Collected data entries:
★ ★ ★
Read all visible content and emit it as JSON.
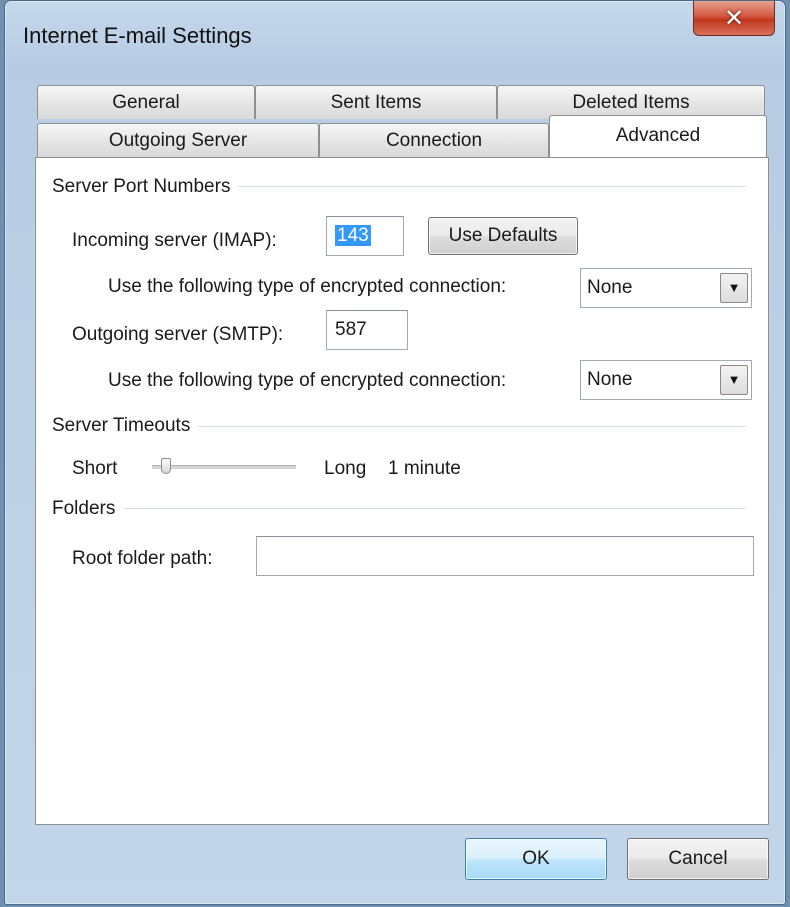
{
  "window": {
    "title": "Internet E-mail Settings"
  },
  "tabs": {
    "row1": [
      "General",
      "Sent Items",
      "Deleted Items"
    ],
    "row2": [
      "Outgoing Server",
      "Connection",
      "Advanced"
    ],
    "active": "Advanced"
  },
  "ports": {
    "group_label": "Server Port Numbers",
    "incoming_label": "Incoming server (IMAP):",
    "incoming_value": "143",
    "use_defaults_label": "Use Defaults",
    "encryption_label_1": "Use the following type of encrypted connection:",
    "encryption_value_1": "None",
    "outgoing_label": "Outgoing server (SMTP):",
    "outgoing_value": "587",
    "encryption_label_2": "Use the following type of encrypted connection:",
    "encryption_value_2": "None"
  },
  "timeouts": {
    "group_label": "Server Timeouts",
    "short_label": "Short",
    "long_label": "Long",
    "value_text": "1 minute",
    "slider_fraction": 0.1
  },
  "folders": {
    "group_label": "Folders",
    "root_path_label": "Root folder path:",
    "root_path_value": ""
  },
  "footer": {
    "ok_label": "OK",
    "cancel_label": "Cancel"
  },
  "icons": {
    "close": "close-icon",
    "dropdown": "chevron-down-icon",
    "slider": "slider-thumb"
  },
  "colors": {
    "titlebar": "#b9cde4",
    "close_button": "#c9442a",
    "selection": "#3399ff"
  }
}
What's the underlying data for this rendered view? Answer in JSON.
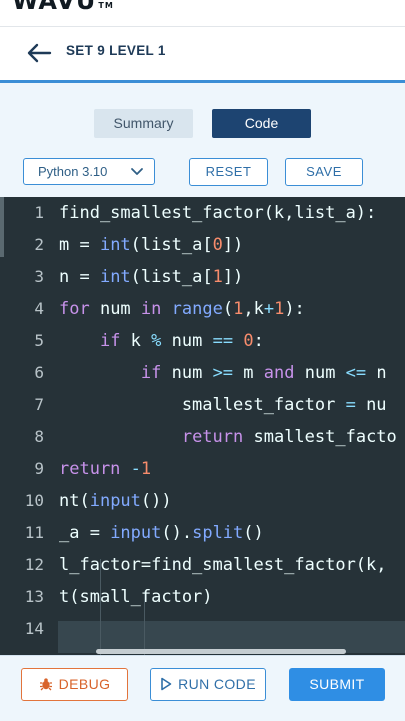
{
  "brand": {
    "logo_text": "WAVU",
    "tm": "TM"
  },
  "header": {
    "title": "SET 9 LEVEL 1",
    "back_icon": "arrow-left-icon"
  },
  "tabs": [
    {
      "label": "Summary",
      "active": false
    },
    {
      "label": "Code",
      "active": true
    }
  ],
  "toolbar": {
    "language_value": "Python 3.10",
    "reset_label": "RESET",
    "save_label": "SAVE"
  },
  "editor": {
    "line_numbers": [
      "1",
      "2",
      "3",
      "4",
      "5",
      "6",
      "7",
      "8",
      "9",
      "10",
      "11",
      "12",
      "13",
      "14"
    ],
    "active_line": 14,
    "lines": [
      [
        [
          "plain",
          "find_smallest_factor(k,list_a):"
        ]
      ],
      [
        [
          "plain",
          "m = "
        ],
        [
          "fn",
          "int"
        ],
        [
          "plain",
          "(list_a["
        ],
        [
          "num",
          "0"
        ],
        [
          "plain",
          "])"
        ]
      ],
      [
        [
          "plain",
          "n = "
        ],
        [
          "fn",
          "int"
        ],
        [
          "plain",
          "(list_a["
        ],
        [
          "num",
          "1"
        ],
        [
          "plain",
          "])"
        ]
      ],
      [
        [
          "kw",
          "for"
        ],
        [
          "plain",
          " num "
        ],
        [
          "kw",
          "in"
        ],
        [
          "plain",
          " "
        ],
        [
          "fn",
          "range"
        ],
        [
          "plain",
          "("
        ],
        [
          "num",
          "1"
        ],
        [
          "plain",
          ",k"
        ],
        [
          "op",
          "+"
        ],
        [
          "num",
          "1"
        ],
        [
          "plain",
          "):"
        ]
      ],
      [
        [
          "plain",
          "    "
        ],
        [
          "kw",
          "if"
        ],
        [
          "plain",
          " k "
        ],
        [
          "op",
          "%"
        ],
        [
          "plain",
          " num "
        ],
        [
          "op",
          "=="
        ],
        [
          "plain",
          " "
        ],
        [
          "num",
          "0"
        ],
        [
          "plain",
          ":"
        ]
      ],
      [
        [
          "plain",
          "        "
        ],
        [
          "kw",
          "if"
        ],
        [
          "plain",
          " num "
        ],
        [
          "op",
          ">="
        ],
        [
          "plain",
          " m "
        ],
        [
          "kw",
          "and"
        ],
        [
          "plain",
          " num "
        ],
        [
          "op",
          "<="
        ],
        [
          "plain",
          " n"
        ]
      ],
      [
        [
          "plain",
          "            smallest_factor "
        ],
        [
          "op",
          "="
        ],
        [
          "plain",
          " nu"
        ]
      ],
      [
        [
          "plain",
          "            "
        ],
        [
          "kw",
          "return"
        ],
        [
          "plain",
          " smallest_facto"
        ]
      ],
      [
        [
          "kw",
          "return"
        ],
        [
          "plain",
          " "
        ],
        [
          "op",
          "-"
        ],
        [
          "num",
          "1"
        ]
      ],
      [
        [
          "plain",
          "nt("
        ],
        [
          "fn",
          "input"
        ],
        [
          "plain",
          "())"
        ]
      ],
      [
        [
          "plain",
          "_a = "
        ],
        [
          "fn",
          "input"
        ],
        [
          "plain",
          "()."
        ],
        [
          "fn",
          "split"
        ],
        [
          "plain",
          "()"
        ]
      ],
      [
        [
          "plain",
          "l_factor=find_smallest_factor(k,"
        ]
      ],
      [
        [
          "plain",
          "t(small_factor)"
        ]
      ],
      [
        [
          "plain",
          ""
        ]
      ]
    ]
  },
  "footer": {
    "debug_label": "DEBUG",
    "run_label": "RUN CODE",
    "submit_label": "SUBMIT"
  },
  "colors": {
    "accent": "#3b8ed6",
    "tab_active": "#1d4471",
    "editor_bg": "#263238",
    "debug": "#e2743c",
    "submit": "#2f8ee4"
  }
}
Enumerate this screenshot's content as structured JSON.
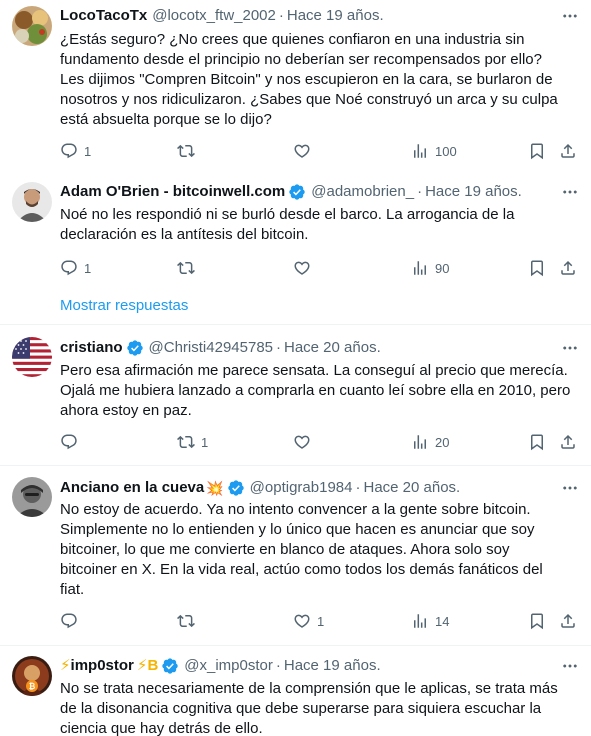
{
  "tweets": [
    {
      "display_name": "LocoTacoTx",
      "verified": false,
      "handle": "@locotx_ftw_2002",
      "dot": "·",
      "time": "Hace 19 años.",
      "lines": [
        "¿Estás seguro? ¿No crees que quienes confiaron en una industria sin",
        "fundamento desde el principio no deberían ser recompensados por ello?",
        "Les dijimos \"Compren Bitcoin\" y nos escupieron en la cara, se burlaron de",
        "nosotros y nos ridiculizaron. ¿Sabes que Noé construyó un arca y su culpa",
        "está absuelta porque se lo dijo?"
      ],
      "replies": "1",
      "retweets": "",
      "likes": "",
      "views": "100"
    },
    {
      "display_name": "Adam O'Brien - bitcoinwell.com",
      "verified": true,
      "handle": "@adamobrien_",
      "dot": "·",
      "time": "Hace 19 años.",
      "lines": [
        "Noé no les respondió ni se burló desde el barco. La arrogancia de la",
        "declaración es la antítesis del bitcoin."
      ],
      "replies": "1",
      "retweets": "",
      "likes": "",
      "views": "90"
    },
    {
      "display_name": "cristiano",
      "verified": true,
      "handle": "@Christi42945785",
      "dot": "·",
      "time": "Hace 20 años.",
      "lines": [
        "Pero esa afirmación me parece sensata. La conseguí al precio que merecía.",
        "Ojalá me hubiera lanzado a comprarla en cuanto leí sobre ella en 2010, pero",
        "ahora estoy en paz."
      ],
      "replies": "",
      "retweets": "1",
      "likes": "",
      "views": "20"
    },
    {
      "display_name": "Anciano en la cueva",
      "name_emoji": "💥",
      "verified": true,
      "handle": "@optigrab1984",
      "dot": "·",
      "time": "Hace 20 años.",
      "lines": [
        "No estoy de acuerdo. Ya no intento convencer a la gente sobre bitcoin.",
        "Simplemente no lo entienden y lo único que hacen es anunciar que soy",
        "bitcoiner, lo que me convierte en blanco de ataques. Ahora solo soy",
        "bitcoiner en X. En la vida real, actúo como todos los demás fanáticos del",
        "fiat."
      ],
      "replies": "",
      "retweets": "",
      "likes": "1",
      "views": "14"
    },
    {
      "name_prefix": "⚡",
      "display_name": "imp0stor",
      "name_suffix": "⚡B",
      "verified": true,
      "handle": "@x_imp0stor",
      "dot": "·",
      "time": "Hace 19 años.",
      "lines": [
        "No se trata necesariamente de la comprensión que le aplicas, se trata más",
        "de la disonancia cognitiva que debe superarse para siquiera escuchar la",
        "ciencia que hay detrás de ello."
      ]
    }
  ],
  "show_replies_label": "Mostrar respuestas",
  "icons": {
    "reply": "reply-icon",
    "retweet": "retweet-icon",
    "like": "heart-icon",
    "views": "views-icon",
    "bookmark": "bookmark-icon",
    "share": "share-icon",
    "more": "more-icon",
    "verified": "verified-badge-icon"
  },
  "colors": {
    "text": "#0f1419",
    "secondary": "#536471",
    "link": "#1d9bf0",
    "verified": "#1d9bf0",
    "divider": "#eff3f4"
  }
}
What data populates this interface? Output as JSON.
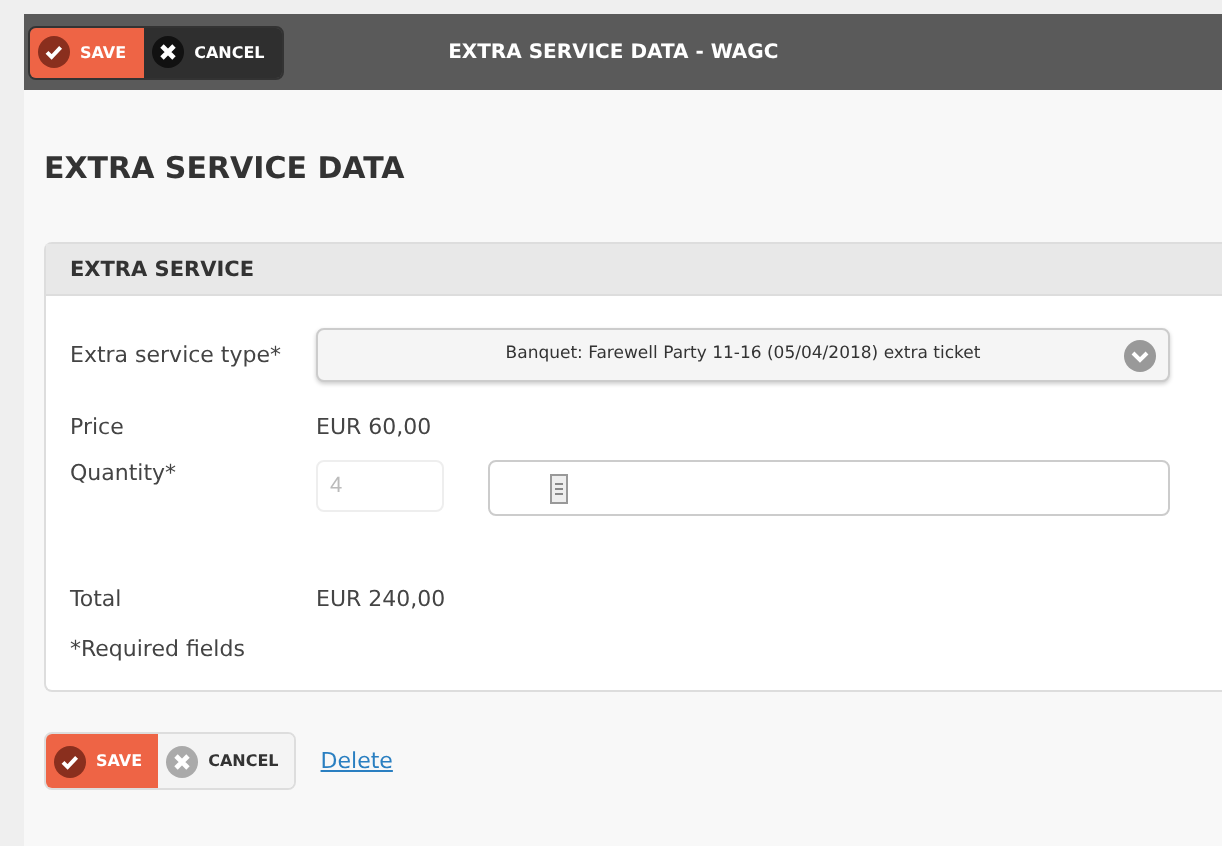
★ ★ ★
▶ _Required work_
Copy every line of the records above that contains "type".

▶ _Task answer_
    "encryption_label_1": "Use the following type of encrypted connection:",
    "encryption_label_2": "Use the following type of encrypted connection:",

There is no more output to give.